## EXCERPTED TEXT
# # # # # # #
Studio album by Clay Aiken
- Released: May 6, 2008
- Length: 49:23
- Label: RCA
- Producer: Mark "Kipper" Eldridge

Clay Aiken chronology
| All Is Well (2006) | On My Way Here (2008) | Playlist: The Very Best of Clay Aiken (2009) |

Singles from On My Way Here
- "On My Way Here" Released: April 2008;

= On My Way Here =

On My Way Here is the fourth studio album by American singer Clay Aiken. It was released on May 6, 2008, through RCA Records. Featuring a blend of ballads and pop-rock, the album explores a range of styles and tempos. Seeking a more unified sound, Aiken worked primarily with Grammy Award–winning British producer Mark "Kipper" Eldridge, with Jaymes Foster serving as executive producer.

The album received mixed reviews, with some critics praising its maturity and vocal focus while others criticized its theatrical, adult contemporary sound. On My Way Here debuted at number four on the US Billboard 200 with first-week sales of 94,000 copies and had sold 163,000 units in the United States by July 2009, while also debuting at number 25 on the Canadian Albums Chart. It was his final studio album for RCA Records, the label that signed him following American Idol.

==Background==
Aiken collaborated with producer Mark "Kipper" Eldridge on the album, with executive producer Jaymes Foster helping shape its direction. Inspired by the song "On My Way Here," written by Ryan Tedder of OneRepublic and originally intended for his 2002 debut album under Freelance Entertainment, which became defunct before the album could be released, Aiken described the project as reflecting personal growth and the life experiences that shaped him as he approached his thirties. He noted that the album placed greater emphasis on lyrical meaning than his previous work and was created without concern for radio success, focusing instead on songs that resonated with him personally and suited his voice.

In an interview with Linda Loveland of WRAL-TV prior to the album's release, Aiken said that a couple of the songs on On My Way Here, while previously recorded, had not been widely heard. "The Real Me" was originally recorded by Natalie Grant for her album Awaken (2005). Aiken stated in an interview that Grant rewrote some of the lyrics for him. "The Real Me" was covered by Jessie Clark Funk on the 2009 Be Thou An Example album. "Something About Us" was written and recorded by Michael O'Brien for his album Something About Us (2007). "As Long as We're Here" was recorded by Kristy Starling for her self-titled debut album (2003). The last track "Lover All Alone", written by Aiken and David Foster, was originally released as an iTunes bonus with Aiken's A Thousand Different Ways album.

==Promotion==
The title track, "On My Way Here", written by OneRepublic frontman Ryan Tedder along with Hunter Davis and Chris Faulk, was the only single released. In further support, promotion for On My Way Here included a series of short filmed interviews of Aiken commenting on the making of the album. These webisodes were released to his official YouTube page. Aiken also debuted the album on QVC before its release. As a bonus with pre-orders, a second Enhanced CD was included containing three live Sessions@AOL recordings, one unreleased recording and an unreleased video that had been filmed for his 2003 Measure of a Man album.
# # # # # # #
## PROMPT A
Retype the records from their first line through the line containing "47, 1066, 63]", including both of those lines.
## PROMPT B
Write what comes next in the article about Clay Aiken's album On My Way Here.
The article and the records are unrelated, so treat each on its own.

## ENTRIES SHOWN
# # # # # # #
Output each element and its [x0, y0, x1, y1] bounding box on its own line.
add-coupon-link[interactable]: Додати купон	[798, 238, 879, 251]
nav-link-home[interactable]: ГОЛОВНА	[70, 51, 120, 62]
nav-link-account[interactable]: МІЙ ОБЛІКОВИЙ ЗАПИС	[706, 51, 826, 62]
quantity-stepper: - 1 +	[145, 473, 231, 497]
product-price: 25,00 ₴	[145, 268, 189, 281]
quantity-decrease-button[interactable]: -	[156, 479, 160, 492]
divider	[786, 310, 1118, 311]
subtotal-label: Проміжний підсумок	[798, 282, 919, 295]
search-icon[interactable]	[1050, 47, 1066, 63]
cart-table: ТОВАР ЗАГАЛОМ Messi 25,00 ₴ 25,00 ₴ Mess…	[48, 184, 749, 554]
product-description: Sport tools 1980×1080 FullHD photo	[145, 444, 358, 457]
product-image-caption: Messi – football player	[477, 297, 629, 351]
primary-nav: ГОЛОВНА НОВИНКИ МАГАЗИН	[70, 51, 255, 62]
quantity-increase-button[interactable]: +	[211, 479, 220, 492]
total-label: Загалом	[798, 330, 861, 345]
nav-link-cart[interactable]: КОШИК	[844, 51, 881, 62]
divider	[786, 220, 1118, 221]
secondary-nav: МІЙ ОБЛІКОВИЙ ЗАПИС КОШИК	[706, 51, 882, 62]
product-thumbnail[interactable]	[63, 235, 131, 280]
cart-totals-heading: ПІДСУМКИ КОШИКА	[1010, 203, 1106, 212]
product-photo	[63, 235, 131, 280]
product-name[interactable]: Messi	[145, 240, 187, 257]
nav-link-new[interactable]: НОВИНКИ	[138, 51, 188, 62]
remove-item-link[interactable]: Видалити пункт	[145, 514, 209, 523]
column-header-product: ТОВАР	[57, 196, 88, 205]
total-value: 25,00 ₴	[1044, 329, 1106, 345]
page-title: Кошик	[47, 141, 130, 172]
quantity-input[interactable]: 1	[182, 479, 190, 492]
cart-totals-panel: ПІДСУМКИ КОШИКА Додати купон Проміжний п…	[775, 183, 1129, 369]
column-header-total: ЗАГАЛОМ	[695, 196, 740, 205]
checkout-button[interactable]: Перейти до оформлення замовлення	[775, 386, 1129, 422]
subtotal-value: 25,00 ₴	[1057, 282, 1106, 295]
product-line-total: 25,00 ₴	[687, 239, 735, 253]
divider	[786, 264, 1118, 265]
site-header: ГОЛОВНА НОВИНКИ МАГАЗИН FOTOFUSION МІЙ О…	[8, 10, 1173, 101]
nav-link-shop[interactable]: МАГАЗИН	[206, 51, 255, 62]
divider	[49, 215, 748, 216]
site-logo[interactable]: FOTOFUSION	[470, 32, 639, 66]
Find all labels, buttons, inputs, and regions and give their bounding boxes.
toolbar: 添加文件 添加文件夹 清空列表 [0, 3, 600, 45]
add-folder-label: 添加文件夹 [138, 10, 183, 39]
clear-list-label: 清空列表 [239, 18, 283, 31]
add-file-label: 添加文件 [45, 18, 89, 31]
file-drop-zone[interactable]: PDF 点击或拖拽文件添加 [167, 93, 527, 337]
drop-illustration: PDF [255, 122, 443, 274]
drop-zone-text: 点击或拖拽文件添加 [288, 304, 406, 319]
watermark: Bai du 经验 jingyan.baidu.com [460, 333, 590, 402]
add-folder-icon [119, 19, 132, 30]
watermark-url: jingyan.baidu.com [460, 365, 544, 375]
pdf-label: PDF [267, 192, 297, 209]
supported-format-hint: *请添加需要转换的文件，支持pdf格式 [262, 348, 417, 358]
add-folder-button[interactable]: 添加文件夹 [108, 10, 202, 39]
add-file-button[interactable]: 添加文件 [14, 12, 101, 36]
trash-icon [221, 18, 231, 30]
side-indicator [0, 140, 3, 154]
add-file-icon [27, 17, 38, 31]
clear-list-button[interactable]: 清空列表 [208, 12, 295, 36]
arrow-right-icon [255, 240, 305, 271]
# # # # # # #
## RIGHT ANSWER A
Output each element and its [x0, y0, x1, y1] bounding box on its own line.
add-coupon-link[interactable]: Додати купон	[798, 238, 879, 251]
nav-link-home[interactable]: ГОЛОВНА	[70, 51, 120, 62]
nav-link-account[interactable]: МІЙ ОБЛІКОВИЙ ЗАПИС	[706, 51, 826, 62]
quantity-stepper: - 1 +	[145, 473, 231, 497]
product-price: 25,00 ₴	[145, 268, 189, 281]
quantity-decrease-button[interactable]: -	[156, 479, 160, 492]
divider	[786, 310, 1118, 311]
subtotal-label: Проміжний підсумок	[798, 282, 919, 295]
search-icon[interactable]	[1050, 47, 1066, 63]

## RIGHT ANSWER B
==Critical reception==

AllMusic editor Stephen Thomas Erlewine found that On My Way Here had Aiken moving "out of the freeze-dried karaoke of A Thousand Different Ways and into something that feels a little bit more modern [...] This is an entirely welcome development for Clay, as he sounds at ease here in a way he never did on A Thousand Different Ways [...] That's surely not the case here: no songs are familiar, most feel tailored to Aiken's strengths, and he even bears a writing credit on the closing "Lover All Alone." [...] Still, On My Way Here is totally, completely for the fans." Bill Lamb from About.com noted that "the production throughout this album is wisely toned down to make plenty of room for Aiken's warm, sweet vocals. The songwriting, while not spectacular, is solid throughout. However, if polished adult contemporary is not your thing, this is a collection to pass by."

Entertainment Weeklys Mikael Wood gave the album a C+ rating and wrote: "It comes as no surprise that On My Way Here [...] comes caked in theatrics. On the title track, Aiken chews over tough childhood memories as a syrupy string section saws away, while "Falling" finds him both holding on to and attempting to let go of a "never-ending dream." Yet you've gotta hand it to the guy: Nobody does overblown soft rock with more panache." IGN critic Chad Grischow felt that On My Way Here was "the kind of album US troops could have really used in December 1989. Manuel Noriega would have never stood a chance, as these bland soft pop tunes would have greatly expedited his surrender. Aiken has a decent voice, but so far, he is like a superhero that chooses to use his powers for evil." Slant Magazines Sal Cinquemani wrote: "On My Way Here isn't any easier to swallow than the American Idol alum's Measure of a Man."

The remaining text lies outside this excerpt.